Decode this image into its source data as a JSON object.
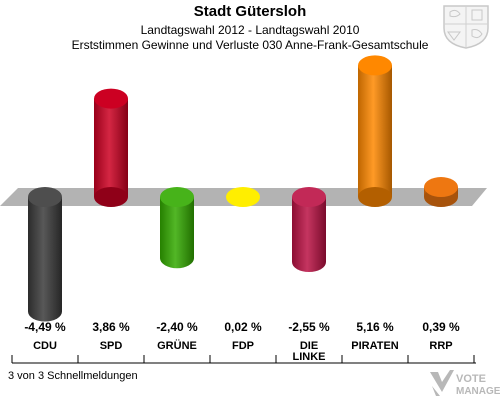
{
  "header": {
    "title": "Stadt Gütersloh",
    "subtitle": "Landtagswahl 2012 - Landtagswahl 2010",
    "subtitle2": "Erststimmen Gewinne und Verluste 030 Anne-Frank-Gesamtschule"
  },
  "footer": {
    "note": "3 von 3 Schnellmeldungen"
  },
  "logo": {
    "line1": "VOTE",
    "line2": "MANAGER"
  },
  "chart_data": {
    "type": "bar",
    "categories": [
      "CDU",
      "SPD",
      "GRÜNE",
      "FDP",
      "DIE LINKE",
      "PIRATEN",
      "RRP"
    ],
    "values": [
      -4.49,
      3.86,
      -2.4,
      0.02,
      -2.55,
      5.16,
      0.39
    ],
    "value_labels": [
      "-4,49 %",
      "3,86 %",
      "-2,40 %",
      "0,02 %",
      "-2,55 %",
      "5,16 %",
      "0,39 %"
    ],
    "colors": [
      "#3a3a3a",
      "#cc0022",
      "#33aa00",
      "#ffee00",
      "#bb1144",
      "#ff8800",
      "#ee7711"
    ],
    "title": "Stadt Gütersloh",
    "xlabel": "",
    "ylabel": "",
    "ylim": [
      -5,
      6
    ],
    "grid": false,
    "legend": "none"
  }
}
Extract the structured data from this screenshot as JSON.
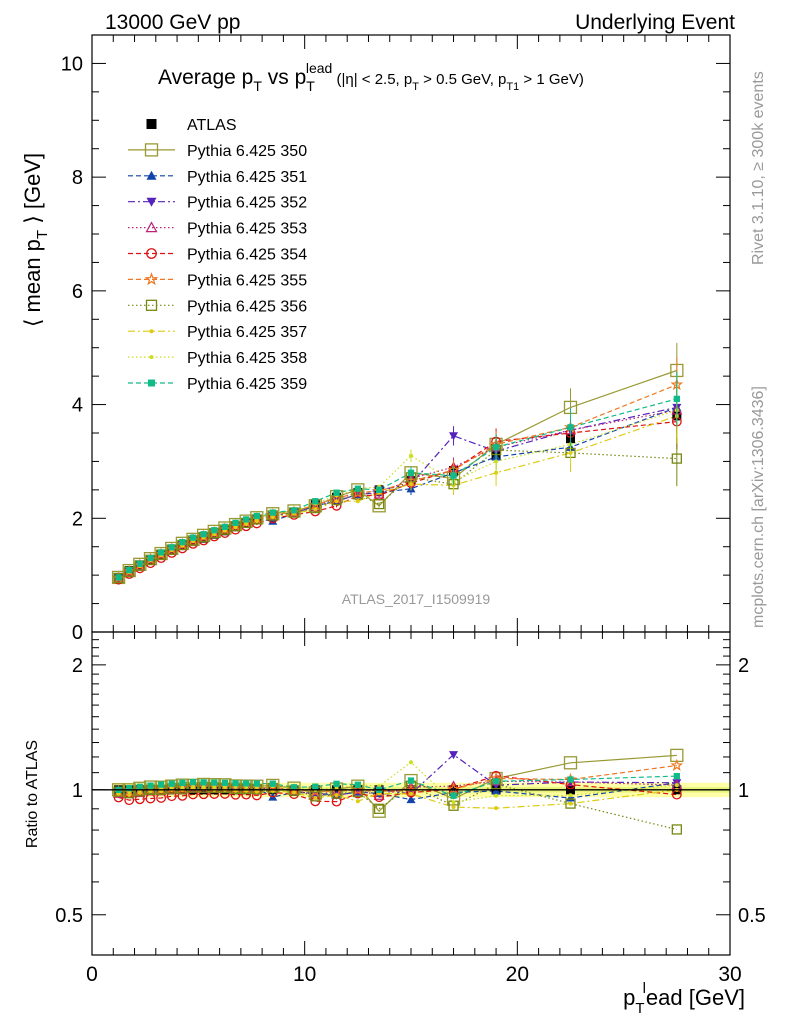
{
  "header": {
    "left": "13000 GeV pp",
    "right": "Underlying Event"
  },
  "chart_data": {
    "type": "scatter",
    "title": "Average p_T vs p_T^lead (|η| < 2.5, p_T > 0.5 GeV, p_T1 > 1 GeV)",
    "title_parts": {
      "main": "Average p",
      "main_sub": "T",
      "vs": " vs p",
      "vs_sub": "T",
      "vs_sup": "lead",
      "cuts_a": " (|η| < 2.5, p",
      "cuts_a_sub": "T",
      "cuts_b": " > 0.5 GeV, p",
      "cuts_b_sub": "T1",
      "cuts_c": " > 1 GeV)"
    },
    "xlabel": "p_T^lead [GeV]",
    "xlabel_parts": {
      "p": "p",
      "sub": "T",
      "sup": "l",
      "rest": "ead [GeV]"
    },
    "ylabel": "⟨ mean p_T ⟩ [GeV]",
    "ylabel_parts": {
      "pre": "⟨ mean p",
      "sub": "T",
      "post": " ⟩ [GeV]"
    },
    "ratio_ylabel": "Ratio to ATLAS",
    "xlim": [
      0,
      30
    ],
    "ylim": [
      0,
      10.5
    ],
    "ratio_ylim": [
      0.4,
      2.4
    ],
    "x_ticks": [
      0,
      10,
      20,
      30
    ],
    "y_ticks": [
      0,
      2,
      4,
      6,
      8,
      10
    ],
    "ratio_ticks": [
      0.5,
      1,
      2
    ],
    "watermark": "ATLAS_2017_I1509919",
    "side_text_top": "Rivet 3.1.10, ≥ 300k events",
    "side_text_bottom": "mcplots.cern.ch [arXiv:1306.3436]",
    "x": [
      1.25,
      1.75,
      2.25,
      2.75,
      3.25,
      3.75,
      4.25,
      4.75,
      5.25,
      5.75,
      6.25,
      6.75,
      7.25,
      7.75,
      8.5,
      9.5,
      10.5,
      11.5,
      12.5,
      13.5,
      15,
      17,
      19,
      22.5,
      27.5
    ],
    "series": [
      {
        "name": "ATLAS",
        "color": "#000000",
        "marker": "square-filled",
        "dash": "none",
        "values": [
          0.96,
          1.08,
          1.18,
          1.27,
          1.36,
          1.44,
          1.52,
          1.59,
          1.65,
          1.72,
          1.78,
          1.85,
          1.91,
          1.97,
          2.03,
          2.11,
          2.26,
          2.37,
          2.45,
          2.5,
          2.66,
          2.84,
          3.1,
          3.4,
          3.8
        ]
      },
      {
        "name": "Pythia 6.425 350",
        "color": "#999933",
        "marker": "square-open",
        "dash": "solid",
        "values": [
          0.96,
          1.08,
          1.19,
          1.29,
          1.38,
          1.47,
          1.56,
          1.63,
          1.7,
          1.77,
          1.83,
          1.89,
          1.95,
          2.01,
          2.08,
          2.13,
          2.22,
          2.38,
          2.5,
          2.22,
          2.8,
          2.7,
          3.3,
          3.95,
          4.6
        ]
      },
      {
        "name": "Pythia 6.425 351",
        "color": "#1144aa",
        "marker": "triangle-filled",
        "dash": "dashed",
        "values": [
          0.95,
          1.07,
          1.18,
          1.28,
          1.37,
          1.46,
          1.54,
          1.62,
          1.68,
          1.75,
          1.81,
          1.88,
          1.93,
          1.99,
          1.95,
          2.08,
          2.22,
          2.3,
          2.42,
          2.45,
          2.52,
          2.8,
          3.08,
          3.25,
          3.95
        ]
      },
      {
        "name": "Pythia 6.425 352",
        "color": "#5522bb",
        "marker": "triangle-down-filled",
        "dash": "dashdot",
        "values": [
          0.95,
          1.07,
          1.17,
          1.27,
          1.36,
          1.45,
          1.53,
          1.61,
          1.67,
          1.74,
          1.8,
          1.86,
          1.92,
          1.98,
          2.05,
          2.1,
          2.2,
          2.3,
          2.42,
          2.5,
          2.6,
          3.45,
          3.18,
          3.55,
          3.95
        ]
      },
      {
        "name": "Pythia 6.425 353",
        "color": "#bb2277",
        "marker": "triangle-open",
        "dash": "dotted",
        "values": [
          0.94,
          1.06,
          1.16,
          1.26,
          1.35,
          1.44,
          1.52,
          1.6,
          1.66,
          1.73,
          1.79,
          1.85,
          1.91,
          1.97,
          2.04,
          2.1,
          2.2,
          2.35,
          2.45,
          2.42,
          2.7,
          2.9,
          3.25,
          3.55,
          3.9
        ]
      },
      {
        "name": "Pythia 6.425 354",
        "color": "#dd1111",
        "marker": "circle-open",
        "dash": "dashed",
        "values": [
          0.92,
          1.02,
          1.12,
          1.21,
          1.3,
          1.39,
          1.47,
          1.55,
          1.61,
          1.68,
          1.74,
          1.8,
          1.86,
          1.91,
          2.0,
          2.06,
          2.12,
          2.22,
          2.4,
          2.4,
          2.62,
          2.85,
          3.35,
          3.5,
          3.7
        ]
      },
      {
        "name": "Pythia 6.425 355",
        "color": "#ee7722",
        "marker": "star-open",
        "dash": "dashed",
        "values": [
          0.95,
          1.07,
          1.18,
          1.28,
          1.37,
          1.46,
          1.54,
          1.62,
          1.68,
          1.75,
          1.81,
          1.87,
          1.93,
          1.99,
          2.06,
          2.11,
          2.24,
          2.35,
          2.45,
          2.48,
          2.65,
          2.85,
          3.3,
          3.6,
          4.35
        ]
      },
      {
        "name": "Pythia 6.425 356",
        "color": "#778811",
        "marker": "square-open",
        "dash": "dotted",
        "values": [
          0.95,
          1.06,
          1.17,
          1.27,
          1.36,
          1.45,
          1.53,
          1.61,
          1.67,
          1.74,
          1.8,
          1.86,
          1.92,
          1.98,
          2.05,
          2.1,
          2.18,
          2.32,
          2.42,
          2.25,
          2.72,
          2.6,
          3.2,
          3.15,
          3.05
        ]
      },
      {
        "name": "Pythia 6.425 357",
        "color": "#ddcc11",
        "marker": "dot",
        "dash": "dashdot",
        "values": [
          0.94,
          1.05,
          1.16,
          1.26,
          1.35,
          1.44,
          1.52,
          1.6,
          1.66,
          1.72,
          1.78,
          1.84,
          1.9,
          1.95,
          2.02,
          2.08,
          2.16,
          2.3,
          2.3,
          2.45,
          2.6,
          2.58,
          2.8,
          3.15,
          3.8
        ]
      },
      {
        "name": "Pythia 6.425 358",
        "color": "#ccdd22",
        "marker": "dot",
        "dash": "dotted",
        "values": [
          0.95,
          1.07,
          1.18,
          1.28,
          1.37,
          1.46,
          1.54,
          1.62,
          1.68,
          1.75,
          1.81,
          1.88,
          1.94,
          2.0,
          2.07,
          2.13,
          2.26,
          2.4,
          2.52,
          2.55,
          3.1,
          2.65,
          3.0,
          3.3,
          3.9
        ]
      },
      {
        "name": "Pythia 6.425 359",
        "color": "#11bb88",
        "marker": "square-filled-small",
        "dash": "dashed",
        "values": [
          0.96,
          1.09,
          1.2,
          1.3,
          1.4,
          1.49,
          1.58,
          1.66,
          1.72,
          1.79,
          1.85,
          1.92,
          1.98,
          2.04,
          2.1,
          2.14,
          2.3,
          2.45,
          2.52,
          2.5,
          2.8,
          2.75,
          3.25,
          3.6,
          4.1
        ]
      }
    ]
  }
}
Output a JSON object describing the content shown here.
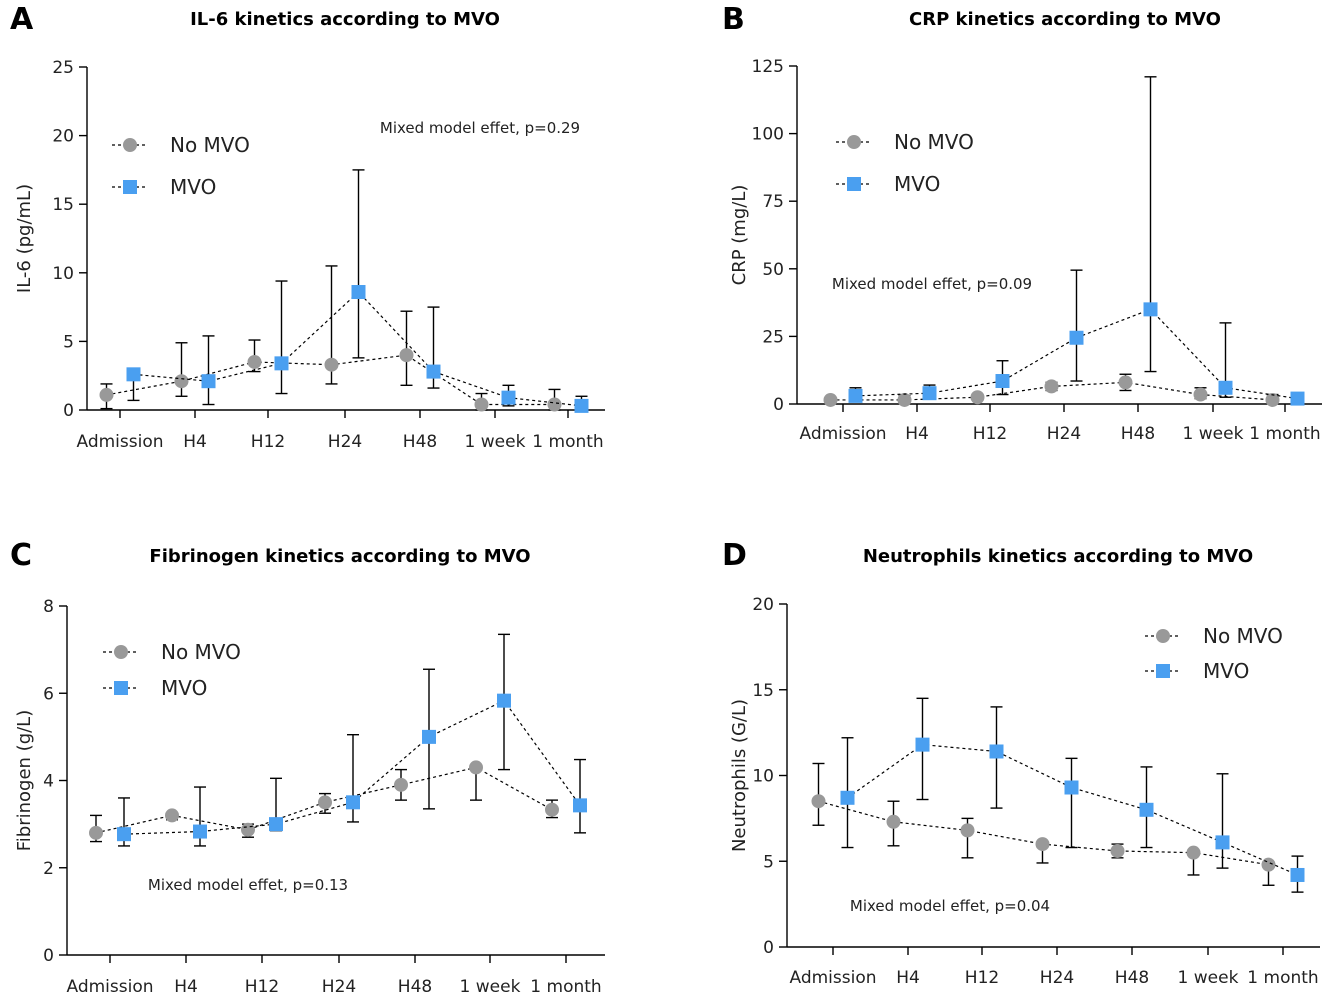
{
  "colors": {
    "no_mvo": "#999999",
    "mvo": "#4a9ff0",
    "axis": "#000000"
  },
  "marker_shapes": {
    "no_mvo": "circle",
    "mvo": "square"
  },
  "chart_data": [
    {
      "panel": "A",
      "type": "line",
      "title": "IL-6 kinetics according to MVO",
      "ylabel": "IL-6 (pg/mL)",
      "xlabel": "",
      "categories": [
        "Admission",
        "H4",
        "H12",
        "H24",
        "H48",
        "1 week",
        "1 month"
      ],
      "ylim": [
        0,
        25
      ],
      "yticks": [
        0,
        5,
        10,
        15,
        20,
        25
      ],
      "legend_position": "top-left",
      "annotation": "Mixed model effet, p=0.29",
      "series": [
        {
          "name": "No MVO",
          "key": "no_mvo",
          "values": [
            1.1,
            2.1,
            3.5,
            3.3,
            4.0,
            0.4,
            0.4
          ],
          "lower": [
            0.1,
            1.0,
            2.8,
            1.9,
            1.8,
            0.0,
            0.0
          ],
          "upper": [
            1.9,
            4.9,
            5.1,
            10.5,
            7.2,
            1.2,
            1.5
          ]
        },
        {
          "name": "MVO",
          "key": "mvo",
          "values": [
            2.6,
            2.1,
            3.4,
            8.6,
            2.8,
            0.9,
            0.3
          ],
          "lower": [
            0.7,
            0.4,
            1.2,
            3.8,
            1.6,
            0.3,
            0.0
          ],
          "upper": [
            2.6,
            5.4,
            9.4,
            17.5,
            7.5,
            1.8,
            1.0
          ]
        }
      ]
    },
    {
      "panel": "B",
      "type": "line",
      "title": "CRP kinetics according to MVO",
      "ylabel": "CRP (mg/L)",
      "xlabel": "",
      "categories": [
        "Admission",
        "H4",
        "H12",
        "H24",
        "H48",
        "1 week",
        "1 month"
      ],
      "ylim": [
        0,
        125
      ],
      "yticks": [
        0,
        25,
        50,
        75,
        100,
        125
      ],
      "legend_position": "top-left",
      "annotation": "Mixed model effet, p=0.09",
      "series": [
        {
          "name": "No MVO",
          "key": "no_mvo",
          "values": [
            1.5,
            1.5,
            2.5,
            6.5,
            8.0,
            3.5,
            1.5
          ],
          "lower": [
            0.5,
            0.5,
            1.5,
            5.0,
            5.0,
            2.0,
            0.5
          ],
          "upper": [
            2.5,
            3.0,
            3.5,
            8.0,
            11.0,
            6.0,
            3.5
          ]
        },
        {
          "name": "MVO",
          "key": "mvo",
          "values": [
            3.0,
            4.0,
            8.5,
            24.5,
            35.0,
            6.0,
            2.0
          ],
          "lower": [
            1.0,
            2.0,
            3.5,
            8.5,
            12.0,
            2.5,
            1.0
          ],
          "upper": [
            6.0,
            7.0,
            16.0,
            49.5,
            121.0,
            30.0,
            3.0
          ]
        }
      ]
    },
    {
      "panel": "C",
      "type": "line",
      "title": "Fibrinogen kinetics according to MVO",
      "ylabel": "Fibrinogen (g/L)",
      "xlabel": "",
      "categories": [
        "Admission",
        "H4",
        "H12",
        "H24",
        "H48",
        "1 week",
        "1 month"
      ],
      "ylim": [
        0,
        8
      ],
      "yticks": [
        0,
        2,
        4,
        6,
        8
      ],
      "legend_position": "top-left",
      "annotation": "Mixed model effet, p=0.13",
      "series": [
        {
          "name": "No MVO",
          "key": "no_mvo",
          "values": [
            2.8,
            3.2,
            2.87,
            3.5,
            3.9,
            4.3,
            3.33
          ],
          "lower": [
            2.6,
            3.1,
            2.7,
            3.25,
            3.55,
            3.55,
            3.15
          ],
          "upper": [
            3.2,
            3.25,
            3.0,
            3.7,
            4.25,
            4.3,
            3.55
          ]
        },
        {
          "name": "MVO",
          "key": "mvo",
          "values": [
            2.77,
            2.83,
            3.0,
            3.5,
            5.0,
            5.83,
            3.43
          ],
          "lower": [
            2.5,
            2.5,
            2.85,
            3.05,
            3.35,
            4.25,
            2.8
          ],
          "upper": [
            3.6,
            3.85,
            4.05,
            5.05,
            6.55,
            7.35,
            4.48
          ]
        }
      ]
    },
    {
      "panel": "D",
      "type": "line",
      "title": "Neutrophils kinetics according to MVO",
      "ylabel": "Neutrophils (G/L)",
      "xlabel": "",
      "categories": [
        "Admission",
        "H4",
        "H12",
        "H24",
        "H48",
        "1 week",
        "1 month"
      ],
      "ylim": [
        0,
        20
      ],
      "yticks": [
        0,
        5,
        10,
        15,
        20
      ],
      "legend_position": "top-right",
      "annotation": "Mixed model effet, p=0.04",
      "series": [
        {
          "name": "No MVO",
          "key": "no_mvo",
          "values": [
            8.5,
            7.3,
            6.8,
            6.0,
            5.6,
            5.5,
            4.8
          ],
          "lower": [
            7.1,
            5.9,
            5.2,
            4.9,
            5.2,
            4.2,
            3.6
          ],
          "upper": [
            10.7,
            8.5,
            7.5,
            6.0,
            6.0,
            5.5,
            4.8
          ]
        },
        {
          "name": "MVO",
          "key": "mvo",
          "values": [
            8.7,
            11.8,
            11.4,
            9.3,
            8.0,
            6.1,
            4.2
          ],
          "lower": [
            5.8,
            8.6,
            8.1,
            5.8,
            5.8,
            4.6,
            3.2
          ],
          "upper": [
            12.2,
            14.5,
            14.0,
            11.0,
            10.5,
            10.1,
            5.3
          ]
        }
      ]
    }
  ]
}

■ ■ ■ ■

◆ **What the task requires**
In the entries above, identify every line with the word "kinetics". Copy those lines.

◆ **Expected output**
      "title": "IL-6 kinetics according to MVO",
      "title": "CRP kinetics according to MVO",
      "title": "Fibrinogen kinetics according to MVO",
      "title": "Neutrophils kinetics according to MVO",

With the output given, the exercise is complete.